— PROBLEM DESCRIPTION —
Locate all lines with the word "золота". Copy them.

Dataset entries:
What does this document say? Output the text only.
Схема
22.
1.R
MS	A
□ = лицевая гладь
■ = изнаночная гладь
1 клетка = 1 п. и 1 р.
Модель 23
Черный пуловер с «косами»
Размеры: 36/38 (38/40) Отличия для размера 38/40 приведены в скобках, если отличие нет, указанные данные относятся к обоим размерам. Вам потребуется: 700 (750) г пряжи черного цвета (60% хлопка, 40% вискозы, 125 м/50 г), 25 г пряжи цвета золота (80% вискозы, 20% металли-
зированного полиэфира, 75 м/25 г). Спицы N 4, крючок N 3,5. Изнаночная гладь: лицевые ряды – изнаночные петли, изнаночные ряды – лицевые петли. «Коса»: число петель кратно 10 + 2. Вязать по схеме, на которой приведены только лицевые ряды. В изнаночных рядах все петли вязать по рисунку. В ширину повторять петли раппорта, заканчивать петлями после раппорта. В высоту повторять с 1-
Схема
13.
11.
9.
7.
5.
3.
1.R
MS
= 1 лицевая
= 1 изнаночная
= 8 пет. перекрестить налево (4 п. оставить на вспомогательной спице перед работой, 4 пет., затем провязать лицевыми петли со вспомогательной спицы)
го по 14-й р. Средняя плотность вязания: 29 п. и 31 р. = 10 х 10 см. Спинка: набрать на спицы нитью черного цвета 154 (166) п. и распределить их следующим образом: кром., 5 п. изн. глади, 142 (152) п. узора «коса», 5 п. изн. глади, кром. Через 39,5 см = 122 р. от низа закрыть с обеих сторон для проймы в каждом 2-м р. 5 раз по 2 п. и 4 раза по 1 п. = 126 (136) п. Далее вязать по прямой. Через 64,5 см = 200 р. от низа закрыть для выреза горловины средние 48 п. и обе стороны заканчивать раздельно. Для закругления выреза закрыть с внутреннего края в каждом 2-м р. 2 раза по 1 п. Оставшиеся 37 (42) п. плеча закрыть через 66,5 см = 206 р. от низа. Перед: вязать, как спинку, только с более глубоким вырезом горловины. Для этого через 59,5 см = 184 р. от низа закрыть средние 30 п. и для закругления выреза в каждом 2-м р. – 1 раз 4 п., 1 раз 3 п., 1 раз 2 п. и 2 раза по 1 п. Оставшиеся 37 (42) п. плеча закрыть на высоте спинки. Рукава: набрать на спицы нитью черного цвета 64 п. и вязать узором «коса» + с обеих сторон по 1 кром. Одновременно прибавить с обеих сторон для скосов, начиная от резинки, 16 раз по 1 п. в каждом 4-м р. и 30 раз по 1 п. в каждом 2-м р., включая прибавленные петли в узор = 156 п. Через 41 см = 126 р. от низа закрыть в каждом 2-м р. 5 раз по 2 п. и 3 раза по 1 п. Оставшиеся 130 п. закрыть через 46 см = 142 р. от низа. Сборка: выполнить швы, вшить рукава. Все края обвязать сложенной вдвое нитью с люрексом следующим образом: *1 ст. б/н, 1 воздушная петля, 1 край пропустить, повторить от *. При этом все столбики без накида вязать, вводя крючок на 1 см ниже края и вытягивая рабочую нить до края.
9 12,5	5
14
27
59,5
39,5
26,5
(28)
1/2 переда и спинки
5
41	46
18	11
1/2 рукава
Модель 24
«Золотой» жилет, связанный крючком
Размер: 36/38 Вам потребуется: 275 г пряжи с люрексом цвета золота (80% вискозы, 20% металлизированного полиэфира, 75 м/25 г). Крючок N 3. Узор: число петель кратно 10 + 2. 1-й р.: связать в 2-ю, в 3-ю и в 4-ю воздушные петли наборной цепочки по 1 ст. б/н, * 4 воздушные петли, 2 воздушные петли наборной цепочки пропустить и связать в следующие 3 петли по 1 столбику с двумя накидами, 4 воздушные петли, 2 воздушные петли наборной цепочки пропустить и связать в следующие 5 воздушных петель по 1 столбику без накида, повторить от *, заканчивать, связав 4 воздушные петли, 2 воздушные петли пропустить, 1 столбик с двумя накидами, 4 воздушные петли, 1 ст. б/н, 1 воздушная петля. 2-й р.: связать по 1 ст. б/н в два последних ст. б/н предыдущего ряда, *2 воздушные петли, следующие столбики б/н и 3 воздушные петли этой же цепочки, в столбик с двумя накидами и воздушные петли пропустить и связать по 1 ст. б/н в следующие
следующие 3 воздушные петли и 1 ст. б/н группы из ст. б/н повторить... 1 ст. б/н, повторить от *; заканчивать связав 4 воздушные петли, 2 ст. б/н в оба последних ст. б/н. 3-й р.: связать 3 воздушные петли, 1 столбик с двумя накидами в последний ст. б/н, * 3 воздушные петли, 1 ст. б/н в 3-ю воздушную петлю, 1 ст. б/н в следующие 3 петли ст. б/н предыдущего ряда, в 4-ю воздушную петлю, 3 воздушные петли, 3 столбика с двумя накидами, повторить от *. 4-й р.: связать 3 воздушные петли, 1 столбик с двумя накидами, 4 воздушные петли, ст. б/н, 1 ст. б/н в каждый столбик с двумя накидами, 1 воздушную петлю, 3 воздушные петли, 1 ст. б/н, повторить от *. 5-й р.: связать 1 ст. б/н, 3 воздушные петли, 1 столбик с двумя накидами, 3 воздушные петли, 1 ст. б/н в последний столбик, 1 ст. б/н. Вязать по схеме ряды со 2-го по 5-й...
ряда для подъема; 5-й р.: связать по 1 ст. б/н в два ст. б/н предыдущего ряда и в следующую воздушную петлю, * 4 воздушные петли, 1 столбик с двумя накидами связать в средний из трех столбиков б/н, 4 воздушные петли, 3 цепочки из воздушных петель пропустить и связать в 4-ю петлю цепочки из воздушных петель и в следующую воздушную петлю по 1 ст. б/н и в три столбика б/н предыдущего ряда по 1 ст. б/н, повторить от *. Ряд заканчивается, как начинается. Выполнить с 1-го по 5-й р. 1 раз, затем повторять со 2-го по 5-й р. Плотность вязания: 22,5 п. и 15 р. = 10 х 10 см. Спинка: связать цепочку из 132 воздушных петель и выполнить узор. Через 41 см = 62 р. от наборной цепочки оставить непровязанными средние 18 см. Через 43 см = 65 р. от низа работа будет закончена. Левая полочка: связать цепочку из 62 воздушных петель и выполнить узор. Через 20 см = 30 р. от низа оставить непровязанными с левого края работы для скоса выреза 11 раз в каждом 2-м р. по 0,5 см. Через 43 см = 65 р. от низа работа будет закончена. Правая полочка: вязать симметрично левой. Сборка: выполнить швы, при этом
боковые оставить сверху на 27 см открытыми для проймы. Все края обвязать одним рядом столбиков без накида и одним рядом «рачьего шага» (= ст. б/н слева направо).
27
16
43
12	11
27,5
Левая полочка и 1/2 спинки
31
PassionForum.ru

— PROBLEM SOLUTION —
Размеры: 36/38 (38/40) Отличия для размера 38/40 приведены в скобках, если отличие нет, указанные данные относятся к обоим размерам. Вам потребуется: 700 (750) г пряжи черного цвета (60% хлопка, 40% вискозы, 125 м/50 г), 25 г пряжи цвета золота (80% вискозы, 20% металли-
Размер: 36/38 Вам потребуется: 275 г пряжи с люрексом цвета золота (80% вискозы, 20% металлизированного полиэфира, 75 м/25 г). Крючок N 3. Узор: число петель кратно 10 + 2. 1-й р.: связать в 2-ю, в 3-ю и в 4-ю воздушные петли наборной цепочки по 1 ст. б/н, * 4 воздушные петли, 2 воздушные петли наборной цепочки пропустить и связать в следующие 3 петли по 1 столбику с двумя накидами, 4 воздушные петли, 2 воздушные петли наборной цепочки пропустить и связать в следующие 5 воздушных петель по 1 столбику без накида, повторить от *, заканчивать, связав 4 воздушные петли, 2 воздушные петли пропустить, 1 столбик с двумя накидами, 4 воздушные петли, 1 ст. б/н, 1 воздушная петля. 2-й р.: связать по 1 ст. б/н в два последних ст. б/н предыдущего ряда, *2 воздушные петли, следующие столбики б/н и 3 воздушные петли этой же цепочки, в столбик с двумя накидами и воздушные петли пропустить и связать по 1 ст. б/н в следующие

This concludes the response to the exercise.